'''
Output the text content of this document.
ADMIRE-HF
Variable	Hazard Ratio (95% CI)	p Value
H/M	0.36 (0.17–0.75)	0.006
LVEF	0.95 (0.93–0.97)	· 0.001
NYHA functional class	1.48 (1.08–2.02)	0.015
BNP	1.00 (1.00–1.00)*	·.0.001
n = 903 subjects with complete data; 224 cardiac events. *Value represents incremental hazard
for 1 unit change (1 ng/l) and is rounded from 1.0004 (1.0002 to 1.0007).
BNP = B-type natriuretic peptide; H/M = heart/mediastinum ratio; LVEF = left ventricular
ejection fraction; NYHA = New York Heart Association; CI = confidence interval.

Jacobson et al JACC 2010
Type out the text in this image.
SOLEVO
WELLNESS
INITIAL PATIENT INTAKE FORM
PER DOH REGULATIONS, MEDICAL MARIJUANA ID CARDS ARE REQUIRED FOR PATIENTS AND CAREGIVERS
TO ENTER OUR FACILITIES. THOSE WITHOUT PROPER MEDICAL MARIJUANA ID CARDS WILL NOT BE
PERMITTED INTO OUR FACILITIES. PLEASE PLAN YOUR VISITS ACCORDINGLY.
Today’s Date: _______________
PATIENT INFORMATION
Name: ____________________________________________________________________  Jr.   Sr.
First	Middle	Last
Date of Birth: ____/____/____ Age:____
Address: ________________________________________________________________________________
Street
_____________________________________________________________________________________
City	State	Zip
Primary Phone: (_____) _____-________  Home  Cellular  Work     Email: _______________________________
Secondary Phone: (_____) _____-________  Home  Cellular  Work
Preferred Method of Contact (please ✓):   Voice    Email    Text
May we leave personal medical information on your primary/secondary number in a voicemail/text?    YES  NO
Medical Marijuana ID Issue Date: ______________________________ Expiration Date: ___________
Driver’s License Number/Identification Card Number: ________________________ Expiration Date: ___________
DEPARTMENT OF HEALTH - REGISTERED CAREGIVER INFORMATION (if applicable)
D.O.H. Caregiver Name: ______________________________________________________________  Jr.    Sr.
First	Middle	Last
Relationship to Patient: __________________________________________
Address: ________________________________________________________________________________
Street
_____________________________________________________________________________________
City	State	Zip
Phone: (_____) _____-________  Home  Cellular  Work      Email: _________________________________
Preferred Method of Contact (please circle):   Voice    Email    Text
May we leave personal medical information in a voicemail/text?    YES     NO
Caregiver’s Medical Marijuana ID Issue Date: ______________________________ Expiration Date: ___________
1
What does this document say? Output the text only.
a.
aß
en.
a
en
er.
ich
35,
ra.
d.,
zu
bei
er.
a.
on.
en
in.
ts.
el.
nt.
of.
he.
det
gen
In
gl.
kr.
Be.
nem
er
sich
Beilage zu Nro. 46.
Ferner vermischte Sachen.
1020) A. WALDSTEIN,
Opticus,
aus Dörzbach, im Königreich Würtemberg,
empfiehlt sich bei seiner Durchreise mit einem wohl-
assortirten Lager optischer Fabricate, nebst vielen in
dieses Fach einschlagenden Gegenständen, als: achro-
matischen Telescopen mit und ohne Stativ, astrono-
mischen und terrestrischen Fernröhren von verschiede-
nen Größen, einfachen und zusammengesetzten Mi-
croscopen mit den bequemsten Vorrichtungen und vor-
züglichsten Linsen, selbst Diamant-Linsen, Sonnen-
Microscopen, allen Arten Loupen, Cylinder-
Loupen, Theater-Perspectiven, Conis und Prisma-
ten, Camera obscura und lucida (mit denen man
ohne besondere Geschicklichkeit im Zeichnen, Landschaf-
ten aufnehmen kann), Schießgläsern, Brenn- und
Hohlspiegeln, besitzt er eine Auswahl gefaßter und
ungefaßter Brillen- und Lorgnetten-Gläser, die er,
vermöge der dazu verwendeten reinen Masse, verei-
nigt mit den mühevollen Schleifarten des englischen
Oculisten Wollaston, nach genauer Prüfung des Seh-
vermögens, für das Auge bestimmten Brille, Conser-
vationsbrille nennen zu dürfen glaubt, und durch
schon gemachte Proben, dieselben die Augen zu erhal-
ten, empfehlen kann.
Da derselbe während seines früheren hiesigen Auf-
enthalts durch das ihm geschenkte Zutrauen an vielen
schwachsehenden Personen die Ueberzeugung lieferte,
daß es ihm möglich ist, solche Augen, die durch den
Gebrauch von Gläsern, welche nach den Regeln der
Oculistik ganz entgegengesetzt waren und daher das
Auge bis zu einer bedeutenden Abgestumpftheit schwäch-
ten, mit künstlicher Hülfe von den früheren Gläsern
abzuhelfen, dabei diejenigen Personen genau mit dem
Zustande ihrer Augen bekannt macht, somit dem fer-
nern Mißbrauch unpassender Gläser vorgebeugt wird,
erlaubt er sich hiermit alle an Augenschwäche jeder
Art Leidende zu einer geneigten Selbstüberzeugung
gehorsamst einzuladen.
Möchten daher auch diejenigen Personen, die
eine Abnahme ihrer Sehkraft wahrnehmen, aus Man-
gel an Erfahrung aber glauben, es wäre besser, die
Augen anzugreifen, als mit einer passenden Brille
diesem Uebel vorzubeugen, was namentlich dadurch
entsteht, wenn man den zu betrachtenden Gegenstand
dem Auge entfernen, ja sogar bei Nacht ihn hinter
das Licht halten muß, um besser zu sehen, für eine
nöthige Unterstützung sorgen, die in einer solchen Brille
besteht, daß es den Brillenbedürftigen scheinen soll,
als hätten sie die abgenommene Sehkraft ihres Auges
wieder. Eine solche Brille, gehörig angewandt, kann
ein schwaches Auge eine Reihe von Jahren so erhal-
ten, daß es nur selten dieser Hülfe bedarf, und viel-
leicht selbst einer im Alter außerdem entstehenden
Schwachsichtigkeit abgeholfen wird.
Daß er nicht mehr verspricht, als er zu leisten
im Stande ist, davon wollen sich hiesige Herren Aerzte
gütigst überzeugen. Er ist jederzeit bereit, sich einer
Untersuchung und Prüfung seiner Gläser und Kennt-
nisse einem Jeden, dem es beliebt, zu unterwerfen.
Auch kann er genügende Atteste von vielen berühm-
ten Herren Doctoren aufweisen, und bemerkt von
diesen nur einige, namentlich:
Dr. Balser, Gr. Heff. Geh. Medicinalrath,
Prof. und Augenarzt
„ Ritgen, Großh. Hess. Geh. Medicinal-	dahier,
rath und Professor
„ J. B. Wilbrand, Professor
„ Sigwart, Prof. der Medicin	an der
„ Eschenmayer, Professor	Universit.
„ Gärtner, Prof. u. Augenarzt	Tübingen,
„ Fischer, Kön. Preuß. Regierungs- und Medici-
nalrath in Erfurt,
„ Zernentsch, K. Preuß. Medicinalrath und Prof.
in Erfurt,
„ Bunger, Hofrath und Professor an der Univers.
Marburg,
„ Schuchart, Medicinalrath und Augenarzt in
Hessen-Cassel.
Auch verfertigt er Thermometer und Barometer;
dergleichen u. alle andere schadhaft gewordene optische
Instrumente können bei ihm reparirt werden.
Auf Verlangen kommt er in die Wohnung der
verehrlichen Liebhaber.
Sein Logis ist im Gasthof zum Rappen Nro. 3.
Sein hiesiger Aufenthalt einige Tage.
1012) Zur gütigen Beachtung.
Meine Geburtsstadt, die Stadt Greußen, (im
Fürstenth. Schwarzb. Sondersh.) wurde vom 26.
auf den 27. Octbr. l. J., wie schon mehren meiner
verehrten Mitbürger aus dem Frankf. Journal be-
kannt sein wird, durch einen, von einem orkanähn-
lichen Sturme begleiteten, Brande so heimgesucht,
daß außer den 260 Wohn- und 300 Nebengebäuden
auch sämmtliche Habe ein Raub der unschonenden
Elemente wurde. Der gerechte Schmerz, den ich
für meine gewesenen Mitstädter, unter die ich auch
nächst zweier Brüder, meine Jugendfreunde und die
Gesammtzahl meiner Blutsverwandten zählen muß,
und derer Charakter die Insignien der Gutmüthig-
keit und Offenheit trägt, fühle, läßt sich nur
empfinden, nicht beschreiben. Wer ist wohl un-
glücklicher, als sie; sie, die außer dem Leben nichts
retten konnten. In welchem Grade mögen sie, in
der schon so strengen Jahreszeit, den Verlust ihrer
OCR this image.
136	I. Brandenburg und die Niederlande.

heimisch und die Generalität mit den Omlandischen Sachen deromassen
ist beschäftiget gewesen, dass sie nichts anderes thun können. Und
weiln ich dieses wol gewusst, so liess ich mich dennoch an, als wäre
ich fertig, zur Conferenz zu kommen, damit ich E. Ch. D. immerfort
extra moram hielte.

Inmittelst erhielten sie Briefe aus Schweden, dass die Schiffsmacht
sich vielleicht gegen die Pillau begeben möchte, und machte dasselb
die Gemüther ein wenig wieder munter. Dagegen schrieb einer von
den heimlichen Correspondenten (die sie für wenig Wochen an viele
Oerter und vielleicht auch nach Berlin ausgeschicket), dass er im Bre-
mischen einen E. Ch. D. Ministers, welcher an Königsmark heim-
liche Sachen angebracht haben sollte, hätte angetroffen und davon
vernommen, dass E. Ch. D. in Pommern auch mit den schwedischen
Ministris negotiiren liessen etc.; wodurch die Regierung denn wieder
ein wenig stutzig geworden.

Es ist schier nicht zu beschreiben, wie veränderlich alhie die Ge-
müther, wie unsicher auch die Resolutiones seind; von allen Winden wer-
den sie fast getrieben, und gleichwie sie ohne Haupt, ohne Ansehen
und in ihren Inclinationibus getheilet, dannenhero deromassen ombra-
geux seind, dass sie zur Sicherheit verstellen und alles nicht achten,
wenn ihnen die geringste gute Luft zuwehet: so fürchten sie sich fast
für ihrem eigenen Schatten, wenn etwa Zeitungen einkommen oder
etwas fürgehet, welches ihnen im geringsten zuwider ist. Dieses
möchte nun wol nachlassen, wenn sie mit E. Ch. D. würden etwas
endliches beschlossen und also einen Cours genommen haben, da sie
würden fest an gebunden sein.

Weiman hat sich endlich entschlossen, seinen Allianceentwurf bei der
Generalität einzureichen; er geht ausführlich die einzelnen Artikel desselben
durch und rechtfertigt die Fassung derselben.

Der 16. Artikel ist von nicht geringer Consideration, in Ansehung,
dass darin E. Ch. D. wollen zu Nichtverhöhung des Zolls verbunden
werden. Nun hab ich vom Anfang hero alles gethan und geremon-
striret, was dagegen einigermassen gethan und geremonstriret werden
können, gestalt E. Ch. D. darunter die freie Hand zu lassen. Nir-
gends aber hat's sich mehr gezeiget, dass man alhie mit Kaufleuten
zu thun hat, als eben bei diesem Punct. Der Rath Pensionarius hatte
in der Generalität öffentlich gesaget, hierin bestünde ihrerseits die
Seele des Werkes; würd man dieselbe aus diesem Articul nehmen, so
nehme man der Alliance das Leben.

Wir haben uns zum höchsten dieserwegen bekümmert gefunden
'''
● **Exercise requirements**
Would you please copy all lines in the data that contain the word "Issue"?

● **Solved exercise**
Medical Marijuana ID Issue Date: ______________________________ Expiration Date: ___________
Caregiver’s Medical Marijuana ID Issue Date: ______________________________ Expiration Date: ___________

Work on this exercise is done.